## begin DATA PROVIDED

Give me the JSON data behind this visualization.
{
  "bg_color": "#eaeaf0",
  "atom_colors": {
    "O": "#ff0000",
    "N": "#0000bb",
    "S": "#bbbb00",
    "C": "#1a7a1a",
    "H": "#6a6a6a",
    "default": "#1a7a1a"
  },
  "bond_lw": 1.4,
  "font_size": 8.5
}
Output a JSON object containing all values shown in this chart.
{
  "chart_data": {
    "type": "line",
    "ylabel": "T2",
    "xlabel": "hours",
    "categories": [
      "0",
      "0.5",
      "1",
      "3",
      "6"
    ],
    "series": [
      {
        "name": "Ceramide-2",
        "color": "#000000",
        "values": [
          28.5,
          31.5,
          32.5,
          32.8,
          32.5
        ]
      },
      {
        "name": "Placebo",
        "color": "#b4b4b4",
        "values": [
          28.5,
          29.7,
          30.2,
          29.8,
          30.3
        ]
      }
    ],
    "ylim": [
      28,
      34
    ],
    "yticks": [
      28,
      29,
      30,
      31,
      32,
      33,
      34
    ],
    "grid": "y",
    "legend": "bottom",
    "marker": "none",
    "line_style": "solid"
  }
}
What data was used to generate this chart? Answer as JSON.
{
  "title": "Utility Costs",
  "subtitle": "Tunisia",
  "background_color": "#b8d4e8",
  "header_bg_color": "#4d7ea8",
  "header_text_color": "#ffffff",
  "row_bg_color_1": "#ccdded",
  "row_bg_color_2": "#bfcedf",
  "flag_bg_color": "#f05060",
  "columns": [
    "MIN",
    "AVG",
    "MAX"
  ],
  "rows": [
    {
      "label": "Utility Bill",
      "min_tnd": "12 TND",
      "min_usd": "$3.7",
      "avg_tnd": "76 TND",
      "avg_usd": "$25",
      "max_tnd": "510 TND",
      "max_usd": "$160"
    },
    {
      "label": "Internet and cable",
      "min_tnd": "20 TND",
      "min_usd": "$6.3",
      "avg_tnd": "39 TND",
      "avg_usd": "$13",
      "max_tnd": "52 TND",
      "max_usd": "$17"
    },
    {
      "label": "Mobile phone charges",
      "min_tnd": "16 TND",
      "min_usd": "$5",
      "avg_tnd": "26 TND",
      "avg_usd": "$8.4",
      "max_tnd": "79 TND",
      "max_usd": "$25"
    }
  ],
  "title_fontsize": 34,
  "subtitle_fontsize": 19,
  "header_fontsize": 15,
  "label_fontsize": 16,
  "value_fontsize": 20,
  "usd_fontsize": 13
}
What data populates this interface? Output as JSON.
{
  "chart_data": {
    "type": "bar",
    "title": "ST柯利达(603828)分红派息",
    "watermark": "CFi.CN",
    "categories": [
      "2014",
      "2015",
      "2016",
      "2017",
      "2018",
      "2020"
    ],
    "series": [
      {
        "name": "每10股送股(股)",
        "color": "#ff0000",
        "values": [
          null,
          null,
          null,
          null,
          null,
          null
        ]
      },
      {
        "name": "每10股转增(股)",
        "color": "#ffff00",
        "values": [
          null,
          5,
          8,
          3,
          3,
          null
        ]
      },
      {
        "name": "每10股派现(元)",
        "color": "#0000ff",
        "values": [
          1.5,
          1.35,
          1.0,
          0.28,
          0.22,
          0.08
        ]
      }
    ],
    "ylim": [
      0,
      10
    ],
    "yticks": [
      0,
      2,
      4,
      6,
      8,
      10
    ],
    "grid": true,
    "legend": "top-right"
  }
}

## end DATA PROVIDED

◆ REQUEST ◆
Above are the records; copy every line in them that holds the word "Utility".

◆ RESPONSE TO THIS TASK ◆
  "title": "Utility Costs",
      "label": "Utility Bill",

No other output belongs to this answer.